* _What to work on_:
For this exercise, repeat all of the material verbatim apart from its images.

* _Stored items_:
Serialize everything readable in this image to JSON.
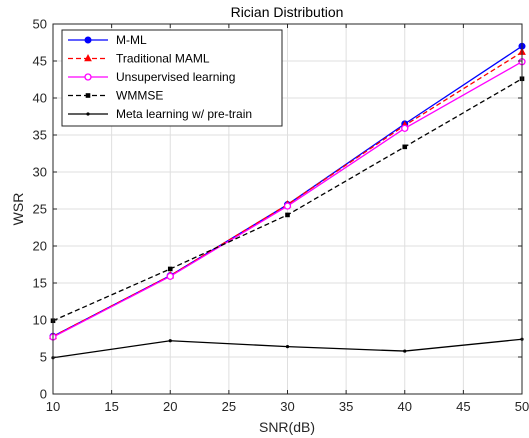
{
  "chart_data": {
    "type": "line",
    "title": "Rician Distribution",
    "xlabel": "SNR(dB)",
    "ylabel": "WSR",
    "x": [
      10,
      20,
      30,
      40,
      50
    ],
    "xlim": [
      10,
      50
    ],
    "ylim": [
      0,
      50
    ],
    "xticks": [
      10,
      15,
      20,
      25,
      30,
      35,
      40,
      45,
      50
    ],
    "yticks": [
      0,
      5,
      10,
      15,
      20,
      25,
      30,
      35,
      40,
      45,
      50
    ],
    "grid": true,
    "legend_position": "top-left",
    "series": [
      {
        "name": "M-ML",
        "values": [
          7.8,
          16.0,
          25.6,
          36.5,
          47.0
        ],
        "color": "#0000ff",
        "dash": "solid",
        "marker": "circle-filled"
      },
      {
        "name": "Traditional MAML",
        "values": [
          7.8,
          16.0,
          25.6,
          36.3,
          46.2
        ],
        "color": "#ff0000",
        "dash": "dashed",
        "marker": "triangle"
      },
      {
        "name": "Unsupervised learning",
        "values": [
          7.7,
          15.9,
          25.4,
          35.9,
          44.9
        ],
        "color": "#ff00ff",
        "dash": "solid",
        "marker": "circle-open"
      },
      {
        "name": "WMMSE",
        "values": [
          9.9,
          16.9,
          24.2,
          33.4,
          42.6
        ],
        "color": "#000000",
        "dash": "dashed",
        "marker": "square"
      },
      {
        "name": "Meta learning w/ pre-train",
        "values": [
          4.9,
          7.2,
          6.4,
          5.8,
          7.4
        ],
        "color": "#000000",
        "dash": "solid",
        "marker": "dot"
      }
    ]
  }
}
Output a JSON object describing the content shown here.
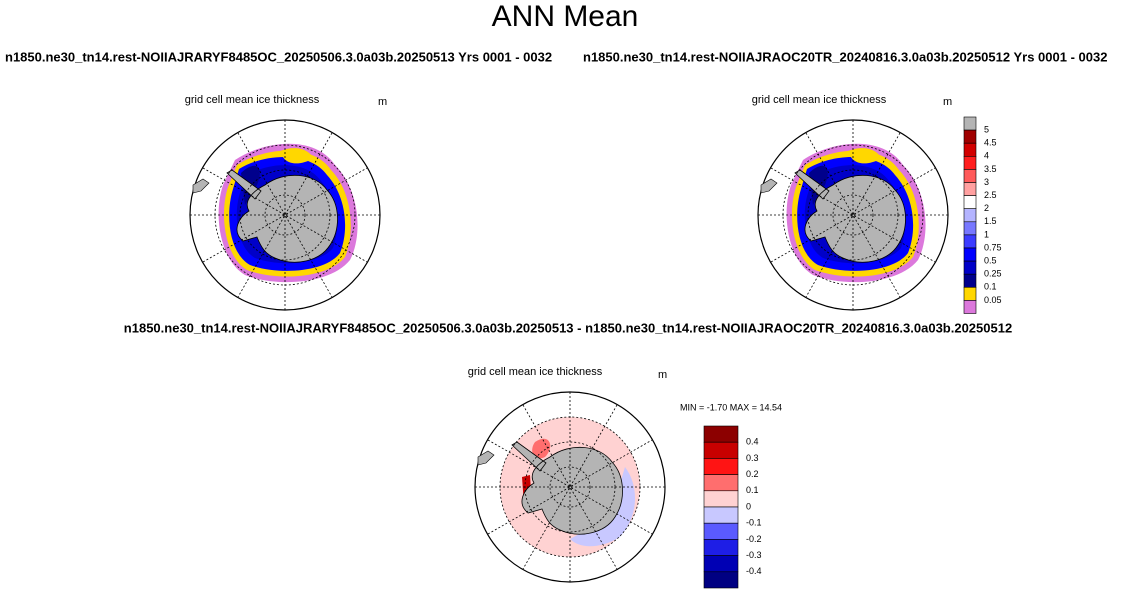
{
  "header": {
    "title": "ANN Mean",
    "left_subtitle": "n1850.ne30_tn14.rest-NOIIAJRARYF8485OC_20250506.3.0a03b.20250513  Yrs 0001 - 0032",
    "right_subtitle": "n1850.ne30_tn14.rest-NOIIAJRAOC20TR_20240816.3.0a03b.20250512  Yrs 0001 - 0032",
    "diff_subtitle": "n1850.ne30_tn14.rest-NOIIAJRARYF8485OC_20250506.3.0a03b.20250513 - n1850.ne30_tn14.rest-NOIIAJRAOC20TR_20240816.3.0a03b.20250512"
  },
  "panels": [
    {
      "label": "grid cell mean ice thickness",
      "units": "m"
    },
    {
      "label": "grid cell mean ice thickness",
      "units": "m"
    },
    {
      "label": "grid cell mean ice thickness",
      "units": "m",
      "stats": "MIN =  -1.70 MAX =  14.54"
    }
  ],
  "colorbars": [
    {
      "labels": [
        "5",
        "4.5",
        "4",
        "3.5",
        "3",
        "2.5",
        "2",
        "1.5",
        "1",
        "0.75",
        "0.5",
        "0.25",
        "0.1",
        "0.05"
      ],
      "colors": [
        "#b4b4b4",
        "#a00000",
        "#d20000",
        "#ff1e1e",
        "#ff5a5a",
        "#ffa0a0",
        "#ffffff",
        "#b4b4ff",
        "#7878ff",
        "#3c3cff",
        "#0000ff",
        "#0000c8",
        "#00008c",
        "#ffd700",
        "#dc78dc"
      ]
    },
    {
      "labels": [
        "0.4",
        "0.3",
        "0.2",
        "0.1",
        "0",
        "-0.1",
        "-0.2",
        "-0.3",
        "-0.4"
      ],
      "colors": [
        "#8c0000",
        "#c80000",
        "#ff1414",
        "#ff6e6e",
        "#ffd2d2",
        "#c8c8ff",
        "#5a5aff",
        "#1e1ee6",
        "#0000b4",
        "#000082"
      ]
    }
  ]
}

* _Worked answer_:
Serialize everything readable in this image to JSON.
{
  "chart_data": {
    "type": "line",
    "title": "Rician Distribution",
    "xlabel": "SNR(dB)",
    "ylabel": "WSR",
    "x": [
      10,
      20,
      30,
      40,
      50
    ],
    "xlim": [
      10,
      50
    ],
    "ylim": [
      0,
      50
    ],
    "xticks": [
      10,
      15,
      20,
      25,
      30,
      35,
      40,
      45,
      50
    ],
    "yticks": [
      0,
      5,
      10,
      15,
      20,
      25,
      30,
      35,
      40,
      45,
      50
    ],
    "grid": true,
    "legend_position": "top-left",
    "series": [
      {
        "name": "M-ML",
        "values": [
          7.8,
          16.0,
          25.6,
          36.5,
          47.0
        ],
        "color": "#0000ff",
        "dash": "solid",
        "marker": "circle-filled"
      },
      {
        "name": "Traditional MAML",
        "values": [
          7.8,
          16.0,
          25.6,
          36.3,
          46.2
        ],
        "color": "#ff0000",
        "dash": "dashed",
        "marker": "triangle"
      },
      {
        "name": "Unsupervised learning",
        "values": [
          7.7,
          15.9,
          25.4,
          35.9,
          44.9
        ],
        "color": "#ff00ff",
        "dash": "solid",
        "marker": "circle-open"
      },
      {
        "name": "WMMSE",
        "values": [
          9.9,
          16.9,
          24.2,
          33.4,
          42.6
        ],
        "color": "#000000",
        "dash": "dashed",
        "marker": "square"
      },
      {
        "name": "Meta learning w/ pre-train",
        "values": [
          4.9,
          7.2,
          6.4,
          5.8,
          7.4
        ],
        "color": "#000000",
        "dash": "solid",
        "marker": "dot"
      }
    ]
  }
}
Output a JSON object describing the content shown here.
{
  "header": {
    "title": "ANN Mean",
    "left_subtitle": "n1850.ne30_tn14.rest-NOIIAJRARYF8485OC_20250506.3.0a03b.20250513  Yrs 0001 - 0032",
    "right_subtitle": "n1850.ne30_tn14.rest-NOIIAJRAOC20TR_20240816.3.0a03b.20250512  Yrs 0001 - 0032",
    "diff_subtitle": "n1850.ne30_tn14.rest-NOIIAJRARYF8485OC_20250506.3.0a03b.20250513 - n1850.ne30_tn14.rest-NOIIAJRAOC20TR_20240816.3.0a03b.20250512"
  },
  "panels": [
    {
      "label": "grid cell mean ice thickness",
      "units": "m"
    },
    {
      "label": "grid cell mean ice thickness",
      "units": "m"
    },
    {
      "label": "grid cell mean ice thickness",
      "units": "m",
      "stats": "MIN =  -1.70 MAX =  14.54"
    }
  ],
  "colorbars": [
    {
      "labels": [
        "5",
        "4.5",
        "4",
        "3.5",
        "3",
        "2.5",
        "2",
        "1.5",
        "1",
        "0.75",
        "0.5",
        "0.25",
        "0.1",
        "0.05"
      ],
      "colors": [
        "#b4b4b4",
        "#a00000",
        "#d20000",
        "#ff1e1e",
        "#ff5a5a",
        "#ffa0a0",
        "#ffffff",
        "#b4b4ff",
        "#7878ff",
        "#3c3cff",
        "#0000ff",
        "#0000c8",
        "#00008c",
        "#ffd700",
        "#dc78dc"
      ]
    },
    {
      "labels": [
        "0.4",
        "0.3",
        "0.2",
        "0.1",
        "0",
        "-0.1",
        "-0.2",
        "-0.3",
        "-0.4"
      ],
      "colors": [
        "#8c0000",
        "#c80000",
        "#ff1414",
        "#ff6e6e",
        "#ffd2d2",
        "#c8c8ff",
        "#5a5aff",
        "#1e1ee6",
        "#0000b4",
        "#000082"
      ]
    }
  ]
}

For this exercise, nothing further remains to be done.